What is needed:
Using the listing below, report all lines holding the word "structured".

************

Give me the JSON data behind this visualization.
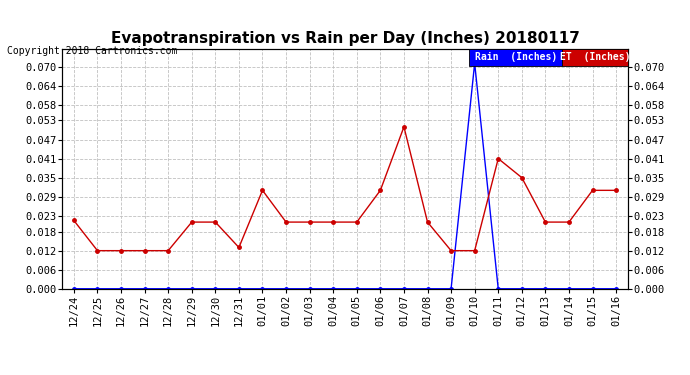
{
  "title": "Evapotranspiration vs Rain per Day (Inches) 20180117",
  "copyright": "Copyright 2018 Cartronics.com",
  "labels": [
    "12/24",
    "12/25",
    "12/26",
    "12/27",
    "12/28",
    "12/29",
    "12/30",
    "12/31",
    "01/01",
    "01/02",
    "01/03",
    "01/04",
    "01/05",
    "01/06",
    "01/07",
    "01/08",
    "01/09",
    "01/10",
    "01/11",
    "01/12",
    "01/13",
    "01/14",
    "01/15",
    "01/16"
  ],
  "rain_values": [
    0.0,
    0.0,
    0.0,
    0.0,
    0.0,
    0.0,
    0.0,
    0.0,
    0.0,
    0.0,
    0.0,
    0.0,
    0.0,
    0.0,
    0.0,
    0.0,
    0.0,
    0.071,
    0.0,
    0.0,
    0.0,
    0.0,
    0.0,
    0.0
  ],
  "et_values": [
    0.0215,
    0.012,
    0.012,
    0.012,
    0.012,
    0.021,
    0.021,
    0.013,
    0.031,
    0.021,
    0.021,
    0.021,
    0.021,
    0.031,
    0.051,
    0.021,
    0.012,
    0.012,
    0.041,
    0.035,
    0.021,
    0.021,
    0.031,
    0.031
  ],
  "rain_color": "#0000FF",
  "et_color": "#CC0000",
  "background_color": "#FFFFFF",
  "plot_bg_color": "#FFFFFF",
  "grid_color": "#C0C0C0",
  "ylim": [
    0.0,
    0.0756
  ],
  "yticks": [
    0.0,
    0.006,
    0.012,
    0.018,
    0.023,
    0.029,
    0.035,
    0.041,
    0.047,
    0.053,
    0.058,
    0.064,
    0.07
  ],
  "legend_rain_bg": "#0000FF",
  "legend_et_bg": "#CC0000",
  "title_fontsize": 11,
  "tick_fontsize": 7.5,
  "copyright_fontsize": 7
}
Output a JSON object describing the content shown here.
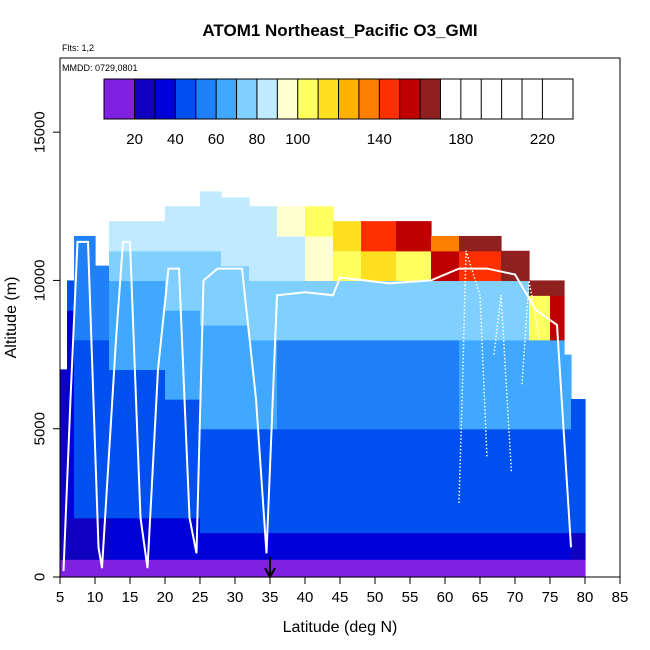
{
  "chart_data": {
    "type": "heatmap",
    "title": "ATOM1 Northeast_Pacific O3_GMI",
    "annotations": {
      "flights": "Flts: 1,2",
      "dates": "MMDD: 0729,0801"
    },
    "xlabel": "Latitude (deg N)",
    "ylabel": "Altitude (m)",
    "xlim": [
      5,
      85
    ],
    "ylim": [
      0,
      17500
    ],
    "x_ticks": [
      5,
      10,
      15,
      20,
      25,
      30,
      35,
      40,
      45,
      50,
      55,
      60,
      65,
      70,
      75,
      80,
      85
    ],
    "y_ticks": [
      0,
      5000,
      10000,
      15000
    ],
    "colorbar": {
      "range": [
        5,
        235
      ],
      "tick_values": [
        20,
        40,
        60,
        80,
        100,
        140,
        180,
        220
      ],
      "segment_boundaries": [
        5,
        20,
        30,
        40,
        50,
        60,
        70,
        80,
        90,
        100,
        110,
        120,
        130,
        140,
        150,
        160,
        170,
        180,
        190,
        200,
        210,
        220,
        235
      ],
      "colors": [
        "#8020e0",
        "#1000c0",
        "#0000d8",
        "#0050f0",
        "#2080f8",
        "#40a8ff",
        "#80d0ff",
        "#c0eaff",
        "#ffffd0",
        "#ffff60",
        "#ffe020",
        "#ffb000",
        "#ff8000",
        "#ff3000",
        "#c00000",
        "#902020"
      ]
    },
    "marker": {
      "x": 35,
      "label": "arrow"
    },
    "columns": [
      {
        "x0": 5,
        "x1": 6,
        "top": 7000,
        "layers": [
          [
            0,
            600,
            15
          ],
          [
            600,
            7000,
            28
          ]
        ]
      },
      {
        "x0": 6,
        "x1": 7,
        "top": 10000,
        "layers": [
          [
            0,
            600,
            15
          ],
          [
            600,
            2000,
            28
          ],
          [
            2000,
            9000,
            38
          ],
          [
            9000,
            10000,
            45
          ]
        ]
      },
      {
        "x0": 7,
        "x1": 10,
        "top": 11500,
        "layers": [
          [
            0,
            600,
            15
          ],
          [
            600,
            2000,
            28
          ],
          [
            2000,
            8000,
            40
          ],
          [
            8000,
            11500,
            50
          ]
        ]
      },
      {
        "x0": 10,
        "x1": 12,
        "top": 10500,
        "layers": [
          [
            0,
            600,
            15
          ],
          [
            600,
            2000,
            28
          ],
          [
            2000,
            8000,
            42
          ],
          [
            8000,
            10500,
            55
          ]
        ]
      },
      {
        "x0": 12,
        "x1": 16,
        "top": 12000,
        "layers": [
          [
            0,
            600,
            15
          ],
          [
            600,
            2000,
            30
          ],
          [
            2000,
            7000,
            42
          ],
          [
            7000,
            10000,
            60
          ],
          [
            10000,
            11000,
            70
          ],
          [
            11000,
            12000,
            80
          ]
        ]
      },
      {
        "x0": 16,
        "x1": 20,
        "top": 12000,
        "layers": [
          [
            0,
            600,
            15
          ],
          [
            600,
            2000,
            30
          ],
          [
            2000,
            7000,
            42
          ],
          [
            7000,
            10000,
            65
          ],
          [
            10000,
            11000,
            75
          ],
          [
            11000,
            12000,
            82
          ]
        ]
      },
      {
        "x0": 20,
        "x1": 25,
        "top": 12500,
        "layers": [
          [
            0,
            600,
            15
          ],
          [
            600,
            2000,
            30
          ],
          [
            2000,
            6000,
            42
          ],
          [
            6000,
            9000,
            65
          ],
          [
            9000,
            11000,
            75
          ],
          [
            11000,
            12500,
            82
          ]
        ]
      },
      {
        "x0": 25,
        "x1": 28,
        "top": 13000,
        "layers": [
          [
            0,
            600,
            15
          ],
          [
            600,
            1500,
            30
          ],
          [
            1500,
            5000,
            40
          ],
          [
            5000,
            8500,
            62
          ],
          [
            8500,
            11000,
            75
          ],
          [
            11000,
            13000,
            82
          ]
        ]
      },
      {
        "x0": 28,
        "x1": 32,
        "top": 12800,
        "layers": [
          [
            0,
            600,
            15
          ],
          [
            600,
            1500,
            30
          ],
          [
            1500,
            5000,
            40
          ],
          [
            5000,
            8500,
            62
          ],
          [
            8500,
            10500,
            75
          ],
          [
            10500,
            12800,
            82
          ]
        ]
      },
      {
        "x0": 32,
        "x1": 36,
        "top": 12500,
        "layers": [
          [
            0,
            600,
            15
          ],
          [
            600,
            1500,
            32
          ],
          [
            1500,
            5000,
            40
          ],
          [
            5000,
            8000,
            60
          ],
          [
            8000,
            10000,
            72
          ],
          [
            10000,
            11500,
            82
          ],
          [
            11500,
            12500,
            88
          ]
        ]
      },
      {
        "x0": 36,
        "x1": 40,
        "top": 12500,
        "layers": [
          [
            0,
            600,
            15
          ],
          [
            600,
            1500,
            32
          ],
          [
            1500,
            5000,
            40
          ],
          [
            5000,
            8000,
            58
          ],
          [
            8000,
            10000,
            70
          ],
          [
            10000,
            11500,
            85
          ],
          [
            11500,
            12500,
            95
          ]
        ]
      },
      {
        "x0": 40,
        "x1": 44,
        "top": 12500,
        "layers": [
          [
            0,
            600,
            15
          ],
          [
            600,
            1500,
            32
          ],
          [
            1500,
            5000,
            40
          ],
          [
            5000,
            8000,
            58
          ],
          [
            8000,
            10000,
            72
          ],
          [
            10000,
            11500,
            92
          ],
          [
            11500,
            12500,
            100
          ]
        ]
      },
      {
        "x0": 44,
        "x1": 48,
        "top": 12000,
        "layers": [
          [
            0,
            600,
            15
          ],
          [
            600,
            1500,
            32
          ],
          [
            1500,
            5000,
            40
          ],
          [
            5000,
            8000,
            58
          ],
          [
            8000,
            10000,
            72
          ],
          [
            10000,
            11000,
            100
          ],
          [
            11000,
            12000,
            115
          ]
        ]
      },
      {
        "x0": 48,
        "x1": 53,
        "top": 12000,
        "layers": [
          [
            0,
            600,
            15
          ],
          [
            600,
            1500,
            32
          ],
          [
            1500,
            5000,
            40
          ],
          [
            5000,
            8000,
            58
          ],
          [
            8000,
            10000,
            72
          ],
          [
            10000,
            11000,
            110
          ],
          [
            11000,
            12000,
            145
          ]
        ]
      },
      {
        "x0": 53,
        "x1": 58,
        "top": 12000,
        "layers": [
          [
            0,
            600,
            15
          ],
          [
            600,
            1500,
            32
          ],
          [
            1500,
            5000,
            40
          ],
          [
            5000,
            8000,
            58
          ],
          [
            8000,
            10000,
            72
          ],
          [
            10000,
            11000,
            105
          ],
          [
            11000,
            12000,
            150
          ]
        ]
      },
      {
        "x0": 58,
        "x1": 62,
        "top": 11500,
        "layers": [
          [
            0,
            600,
            15
          ],
          [
            600,
            1500,
            32
          ],
          [
            1500,
            5000,
            40
          ],
          [
            5000,
            8000,
            58
          ],
          [
            8000,
            10000,
            75
          ],
          [
            10000,
            11000,
            150
          ],
          [
            11000,
            11500,
            135
          ]
        ]
      },
      {
        "x0": 62,
        "x1": 68,
        "top": 11500,
        "layers": [
          [
            0,
            600,
            15
          ],
          [
            600,
            1500,
            32
          ],
          [
            1500,
            5000,
            42
          ],
          [
            5000,
            8000,
            60
          ],
          [
            8000,
            10000,
            75
          ],
          [
            10000,
            11000,
            145
          ],
          [
            11000,
            11500,
            185
          ]
        ]
      },
      {
        "x0": 68,
        "x1": 72,
        "top": 11000,
        "layers": [
          [
            0,
            600,
            15
          ],
          [
            600,
            1500,
            30
          ],
          [
            1500,
            5000,
            42
          ],
          [
            5000,
            8000,
            60
          ],
          [
            8000,
            10000,
            72
          ],
          [
            10000,
            11000,
            170
          ]
        ]
      },
      {
        "x0": 72,
        "x1": 75,
        "top": 10000,
        "layers": [
          [
            0,
            600,
            15
          ],
          [
            600,
            1500,
            30
          ],
          [
            1500,
            5000,
            42
          ],
          [
            5000,
            8000,
            60
          ],
          [
            8000,
            9500,
            100
          ],
          [
            9500,
            10000,
            175
          ]
        ]
      },
      {
        "x0": 75,
        "x1": 77,
        "top": 10000,
        "layers": [
          [
            0,
            600,
            15
          ],
          [
            600,
            1500,
            30
          ],
          [
            1500,
            5000,
            42
          ],
          [
            5000,
            8000,
            60
          ],
          [
            8000,
            9500,
            150
          ],
          [
            9500,
            10000,
            215
          ]
        ]
      },
      {
        "x0": 77,
        "x1": 78,
        "top": 7500,
        "layers": [
          [
            0,
            600,
            15
          ],
          [
            600,
            1500,
            30
          ],
          [
            1500,
            5000,
            42
          ],
          [
            5000,
            7500,
            60
          ]
        ]
      },
      {
        "x0": 78,
        "x1": 80,
        "top": 6000,
        "layers": [
          [
            0,
            600,
            15
          ],
          [
            600,
            1500,
            28
          ],
          [
            1500,
            6000,
            42
          ]
        ]
      }
    ],
    "flight_track": [
      [
        5.5,
        200
      ],
      [
        6.5,
        6000
      ],
      [
        7.5,
        11300
      ],
      [
        9,
        11300
      ],
      [
        10.5,
        1000
      ],
      [
        11,
        300
      ],
      [
        13,
        8000
      ],
      [
        14,
        11300
      ],
      [
        15,
        11300
      ],
      [
        16.5,
        2000
      ],
      [
        17.5,
        300
      ],
      [
        19,
        7000
      ],
      [
        20.5,
        10400
      ],
      [
        22,
        10400
      ],
      [
        23.5,
        2000
      ],
      [
        24.5,
        800
      ],
      [
        25.5,
        10000
      ],
      [
        27.5,
        10400
      ],
      [
        31,
        10400
      ],
      [
        33,
        6000
      ],
      [
        34.5,
        800
      ],
      [
        36,
        9500
      ],
      [
        40,
        9600
      ],
      [
        44,
        9500
      ],
      [
        45,
        10100
      ],
      [
        52,
        9900
      ],
      [
        58,
        10000
      ],
      [
        62,
        10400
      ],
      [
        66,
        10400
      ],
      [
        70,
        10200
      ],
      [
        73,
        9000
      ],
      [
        76,
        8500
      ],
      [
        78,
        1000
      ]
    ],
    "track_dotted_segments": [
      [
        [
          62,
          2500
        ],
        [
          62.5,
          6500
        ],
        [
          63,
          11000
        ],
        [
          65,
          9500
        ],
        [
          66,
          4000
        ]
      ],
      [
        [
          67,
          7500
        ],
        [
          68,
          9500
        ],
        [
          69.5,
          3500
        ]
      ],
      [
        [
          71,
          6500
        ],
        [
          72,
          10000
        ],
        [
          73.5,
          8000
        ]
      ]
    ]
  }
}
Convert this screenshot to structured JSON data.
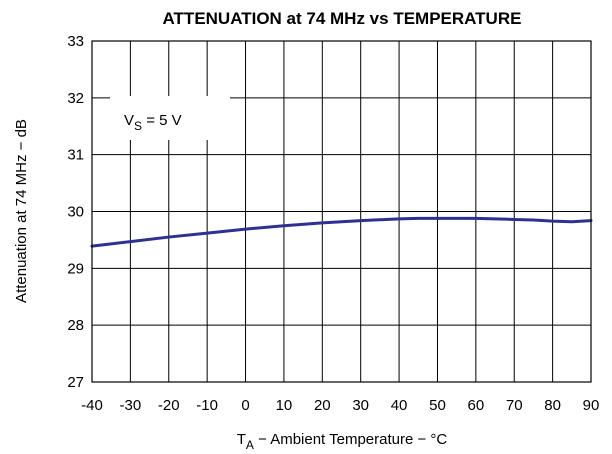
{
  "chart_data": {
    "type": "line",
    "title": "ATTENUATION at 74 MHz vs TEMPERATURE",
    "xlabel": {
      "main": "T",
      "sub": "A",
      "rest": " − Ambient Temperature − °C"
    },
    "ylabel": "Attenuation at 74 MHz − dB",
    "xlim": [
      -40,
      90
    ],
    "ylim": [
      27,
      33
    ],
    "x_ticks": [
      -40,
      -30,
      -20,
      -10,
      0,
      10,
      20,
      30,
      40,
      50,
      60,
      70,
      80,
      90
    ],
    "y_ticks": [
      27,
      28,
      29,
      30,
      31,
      32,
      33
    ],
    "grid": true,
    "annotation": {
      "main": "V",
      "sub": "S",
      "rest": " = 5 V"
    },
    "series": [
      {
        "color": "#2e3192",
        "x": [
          -40,
          -35,
          -30,
          -20,
          -10,
          0,
          10,
          20,
          30,
          40,
          45,
          50,
          60,
          65,
          70,
          75,
          80,
          85,
          90
        ],
        "y": [
          29.39,
          29.43,
          29.47,
          29.55,
          29.62,
          29.69,
          29.75,
          29.8,
          29.84,
          29.87,
          29.88,
          29.88,
          29.88,
          29.87,
          29.86,
          29.85,
          29.83,
          29.82,
          29.84
        ]
      }
    ]
  }
}
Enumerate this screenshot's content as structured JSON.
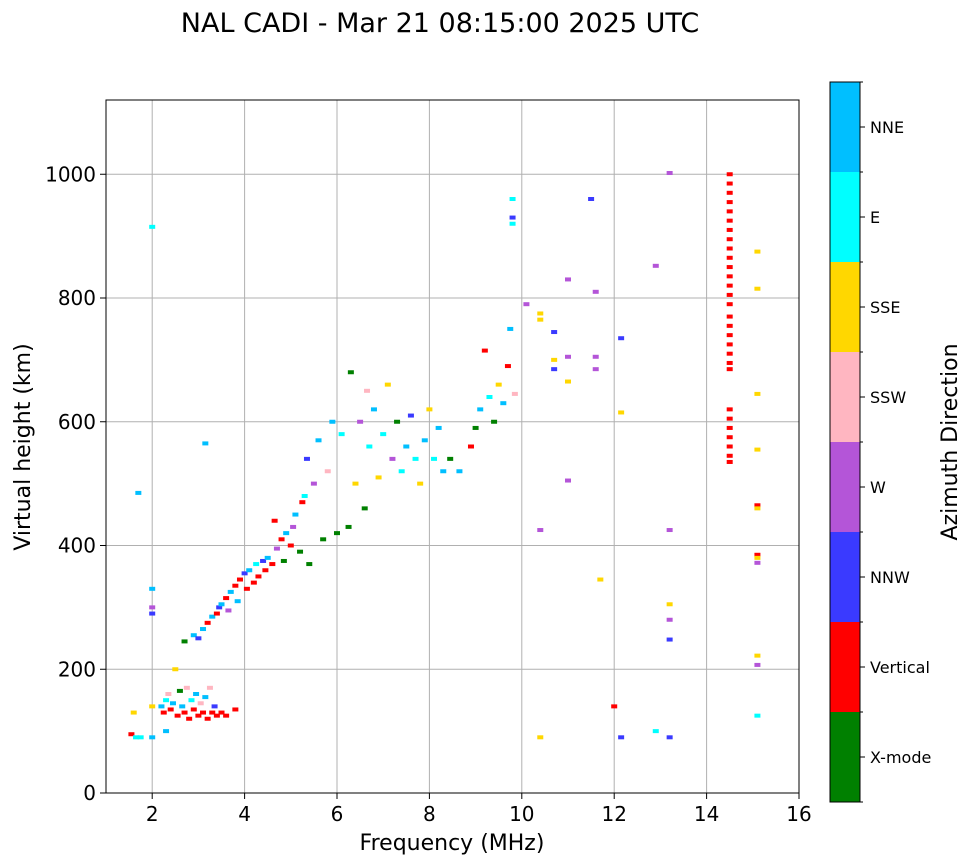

************

Reply to the exercise:
Convert this screenshot to structured JSON data.
Enumerate this screenshot's content as structured JSON.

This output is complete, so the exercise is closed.